- Brief 1:
Answer these questions using the credit report dispute guide:
(a) Which three credit bureaus does the guide name?
(b) Within how many days of receiving notice does the credit bureau usually investigate a dispute?
(c) What words should be marked on the dispute letter when it is sent certified?
- Brief 2: In the credit report dispute guide, rewrite the paragraph beginning "This is the letter that you'll send" as a bulleted list that keeps its main facts.
- Brief 3: Update the credit report dispute guide from "Step 2: Gather" up to and including "with your dispute letter.", replacing "documentation" with "paperwork".

- Excerpt to read:
===

How to Dispute an Error on Your Credit Report

How to Dispute an Error on Your Credit Report

Credit report errors are not uncommon. In fact, some studies suggest that as many as 25 percent of credit reports could contain serious errors. Common credit report errors include outdated personal information, mistaken or fraudulent accounts and incorrect account details.

If you believe there may be an error on your credit report, you have a right to dispute it with the credit bureau reporting the error. The same process generally applies if you have a legitimate error, like incorrect names or addresses. Here are some important steps to take as you dispute credit errors.

Step 1: Get your free credit reports.

You are entitled to receive one free copy of your credit report from each of the three bureaus (Equifax, Experian and TransUnion) each year. If you've already used up your free reports for the year, you can still gain access to them directly through the credit bureaus, but you'll have to pay a fee. Access your TransUnion and Equifax credit reports for free anytime through Credit Karma.

In some cases, the error may not be reported to all three credit bureaus. Check each credit report carefully to find out if this is the case. You only need to dispute the error with the bureau(s) reporting the incorrect information.

Step 2: Gather documentation supporting your dispute.

In order to dispute the error with the credit bureaus, you'll need proper documentation that supports your claim. For instance, if the year that you opened a mortgage account is being incorrectly reported, find documentation that proves when the mortgage was originated. Circle the error on your credit reports and make copies of your supporting documentation to send with your dispute letter.

Step 3: Draft a dispute letter.

This is the letter that you'll send to the bureaus reporting the mistake on your credit report. It's a good idea to dispute the error in writing and keep a copy for yourself. Send it certified and mark "return receipt requested" so that you'll have a record of the credit bureau receiving it. Follow the FTC's guidelines for properly formulating your dispute letter. In your letter, include your supporting documents, as well as the credit report with the error clearly marked.

Step 4: Wait, then follow up on your dispute.

The credit bureau is required to investigate your dispute and will usually do so within 30 days of receiving notification of the dispute. The bureau will also send any information about the inaccuracy to the company or organization that provided the information, such as your credit card issuer or mortgage lender. The company will then investigate the dispute and report back to the credit bureau.

===

Records from a dataset
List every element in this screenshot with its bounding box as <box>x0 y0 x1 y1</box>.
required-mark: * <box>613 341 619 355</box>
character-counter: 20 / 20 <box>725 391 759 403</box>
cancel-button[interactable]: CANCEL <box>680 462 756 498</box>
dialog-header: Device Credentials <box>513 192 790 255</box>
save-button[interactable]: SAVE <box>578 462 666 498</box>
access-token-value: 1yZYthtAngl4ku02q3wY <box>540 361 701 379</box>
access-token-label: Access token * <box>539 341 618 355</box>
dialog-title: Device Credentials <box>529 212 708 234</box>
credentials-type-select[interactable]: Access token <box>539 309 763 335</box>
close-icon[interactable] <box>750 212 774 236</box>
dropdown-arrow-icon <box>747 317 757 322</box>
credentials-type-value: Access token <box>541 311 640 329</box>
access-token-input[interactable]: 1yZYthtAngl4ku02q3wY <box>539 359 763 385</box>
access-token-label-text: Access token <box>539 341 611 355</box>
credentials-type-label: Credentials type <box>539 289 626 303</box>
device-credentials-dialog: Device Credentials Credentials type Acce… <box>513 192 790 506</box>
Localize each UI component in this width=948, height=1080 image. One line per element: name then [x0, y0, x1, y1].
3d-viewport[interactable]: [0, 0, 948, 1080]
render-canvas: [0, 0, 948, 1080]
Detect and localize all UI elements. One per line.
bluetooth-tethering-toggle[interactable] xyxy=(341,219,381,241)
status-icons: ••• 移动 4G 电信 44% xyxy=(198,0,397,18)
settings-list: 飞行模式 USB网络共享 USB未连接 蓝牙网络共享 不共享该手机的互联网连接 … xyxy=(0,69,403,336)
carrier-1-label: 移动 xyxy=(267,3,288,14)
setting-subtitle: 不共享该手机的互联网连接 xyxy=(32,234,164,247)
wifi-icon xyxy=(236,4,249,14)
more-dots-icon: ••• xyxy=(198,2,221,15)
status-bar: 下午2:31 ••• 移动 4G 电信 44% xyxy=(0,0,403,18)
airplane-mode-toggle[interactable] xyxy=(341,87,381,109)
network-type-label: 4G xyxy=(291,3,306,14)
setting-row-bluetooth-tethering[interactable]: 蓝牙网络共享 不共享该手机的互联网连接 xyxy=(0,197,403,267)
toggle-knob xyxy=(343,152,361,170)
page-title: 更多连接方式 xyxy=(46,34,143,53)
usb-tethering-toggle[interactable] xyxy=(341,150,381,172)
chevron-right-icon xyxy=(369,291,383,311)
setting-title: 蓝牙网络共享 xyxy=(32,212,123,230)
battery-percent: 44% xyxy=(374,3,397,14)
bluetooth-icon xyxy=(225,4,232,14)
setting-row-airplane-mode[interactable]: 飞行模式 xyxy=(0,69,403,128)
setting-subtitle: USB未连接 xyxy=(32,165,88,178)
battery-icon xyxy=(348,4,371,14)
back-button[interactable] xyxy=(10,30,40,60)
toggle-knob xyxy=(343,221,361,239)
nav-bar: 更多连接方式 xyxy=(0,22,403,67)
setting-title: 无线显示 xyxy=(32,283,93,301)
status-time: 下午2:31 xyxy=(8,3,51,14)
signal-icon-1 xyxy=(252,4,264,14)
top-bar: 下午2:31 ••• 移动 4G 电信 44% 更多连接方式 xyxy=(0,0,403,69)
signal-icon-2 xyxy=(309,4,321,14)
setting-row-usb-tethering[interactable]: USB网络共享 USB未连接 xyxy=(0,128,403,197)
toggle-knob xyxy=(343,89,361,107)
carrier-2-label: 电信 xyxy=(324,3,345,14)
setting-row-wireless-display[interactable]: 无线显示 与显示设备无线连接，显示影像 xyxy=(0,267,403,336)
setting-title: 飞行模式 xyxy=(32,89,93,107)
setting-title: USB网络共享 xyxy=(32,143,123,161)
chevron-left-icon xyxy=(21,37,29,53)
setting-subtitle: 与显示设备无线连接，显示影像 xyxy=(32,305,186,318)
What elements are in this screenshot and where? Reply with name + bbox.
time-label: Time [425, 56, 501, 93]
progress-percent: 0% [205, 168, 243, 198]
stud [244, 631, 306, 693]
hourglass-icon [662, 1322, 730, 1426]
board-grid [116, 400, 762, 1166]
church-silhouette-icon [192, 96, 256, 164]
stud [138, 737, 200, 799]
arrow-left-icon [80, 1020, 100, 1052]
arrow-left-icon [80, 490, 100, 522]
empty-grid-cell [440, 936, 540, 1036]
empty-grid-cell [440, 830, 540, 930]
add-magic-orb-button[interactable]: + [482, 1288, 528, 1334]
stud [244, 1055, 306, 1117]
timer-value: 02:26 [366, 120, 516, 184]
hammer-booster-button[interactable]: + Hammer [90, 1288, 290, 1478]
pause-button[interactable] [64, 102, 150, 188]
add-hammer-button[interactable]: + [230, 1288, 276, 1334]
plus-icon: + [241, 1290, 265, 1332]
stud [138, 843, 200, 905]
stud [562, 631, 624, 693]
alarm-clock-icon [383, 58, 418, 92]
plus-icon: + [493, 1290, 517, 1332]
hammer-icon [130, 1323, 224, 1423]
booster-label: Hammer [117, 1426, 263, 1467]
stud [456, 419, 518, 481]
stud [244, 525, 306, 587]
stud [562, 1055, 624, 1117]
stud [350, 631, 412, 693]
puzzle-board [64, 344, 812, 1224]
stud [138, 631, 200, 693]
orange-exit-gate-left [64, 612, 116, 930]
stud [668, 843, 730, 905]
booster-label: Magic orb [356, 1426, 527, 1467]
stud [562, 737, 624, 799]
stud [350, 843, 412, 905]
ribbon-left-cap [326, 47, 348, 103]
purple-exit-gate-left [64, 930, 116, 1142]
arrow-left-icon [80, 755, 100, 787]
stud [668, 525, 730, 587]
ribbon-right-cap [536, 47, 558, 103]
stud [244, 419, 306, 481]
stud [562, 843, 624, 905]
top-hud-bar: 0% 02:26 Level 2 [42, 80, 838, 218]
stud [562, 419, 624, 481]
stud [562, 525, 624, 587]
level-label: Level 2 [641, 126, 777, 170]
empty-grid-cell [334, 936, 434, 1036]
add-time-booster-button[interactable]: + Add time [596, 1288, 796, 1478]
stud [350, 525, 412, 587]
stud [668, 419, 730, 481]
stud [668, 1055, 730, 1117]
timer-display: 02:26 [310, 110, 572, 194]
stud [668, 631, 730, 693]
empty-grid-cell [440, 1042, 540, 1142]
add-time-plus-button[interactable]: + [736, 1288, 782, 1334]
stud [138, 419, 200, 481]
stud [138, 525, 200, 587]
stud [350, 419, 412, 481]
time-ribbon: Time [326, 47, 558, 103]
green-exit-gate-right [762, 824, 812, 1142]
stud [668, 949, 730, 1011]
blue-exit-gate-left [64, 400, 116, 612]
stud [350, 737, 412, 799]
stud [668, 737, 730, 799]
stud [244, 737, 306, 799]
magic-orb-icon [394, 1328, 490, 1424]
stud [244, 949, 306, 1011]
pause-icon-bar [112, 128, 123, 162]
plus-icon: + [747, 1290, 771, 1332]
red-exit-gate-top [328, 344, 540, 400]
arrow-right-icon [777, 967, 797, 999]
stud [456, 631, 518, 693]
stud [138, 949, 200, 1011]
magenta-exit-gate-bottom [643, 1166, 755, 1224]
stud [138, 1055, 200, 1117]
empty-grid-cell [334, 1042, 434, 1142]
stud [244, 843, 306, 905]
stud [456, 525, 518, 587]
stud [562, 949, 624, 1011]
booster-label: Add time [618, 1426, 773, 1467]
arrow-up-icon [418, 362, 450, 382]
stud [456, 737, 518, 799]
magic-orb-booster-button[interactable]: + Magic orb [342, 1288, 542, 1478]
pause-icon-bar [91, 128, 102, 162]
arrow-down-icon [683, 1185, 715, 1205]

===

- Response 1:
(a) Equifax, Experian and TransUnion
(b) 30 days
(c) "return receipt requested"

- Response 2:
- The dispute letter goes to the bureaus reporting the mistake.
- Dispute the error in writing and keep a copy.
- Send it certified, marked "return receipt requested," so you have a record that the bureau received it.
- Follow the FTC's guidelines for writing the letter.
- Include your supporting documents and the credit report with the error clearly marked.

- Response 3:
Step 2: Gather paperwork supporting your dispute.

In order to dispute the error with the credit bureaus, you'll need proper paperwork that supports your claim. For instance, if the year that you opened a mortgage account is being incorrectly reported, find paperwork that proves when the mortgage was originated. Circle the error on your credit reports and make copies of your supporting paperwork to send with your dispute letter.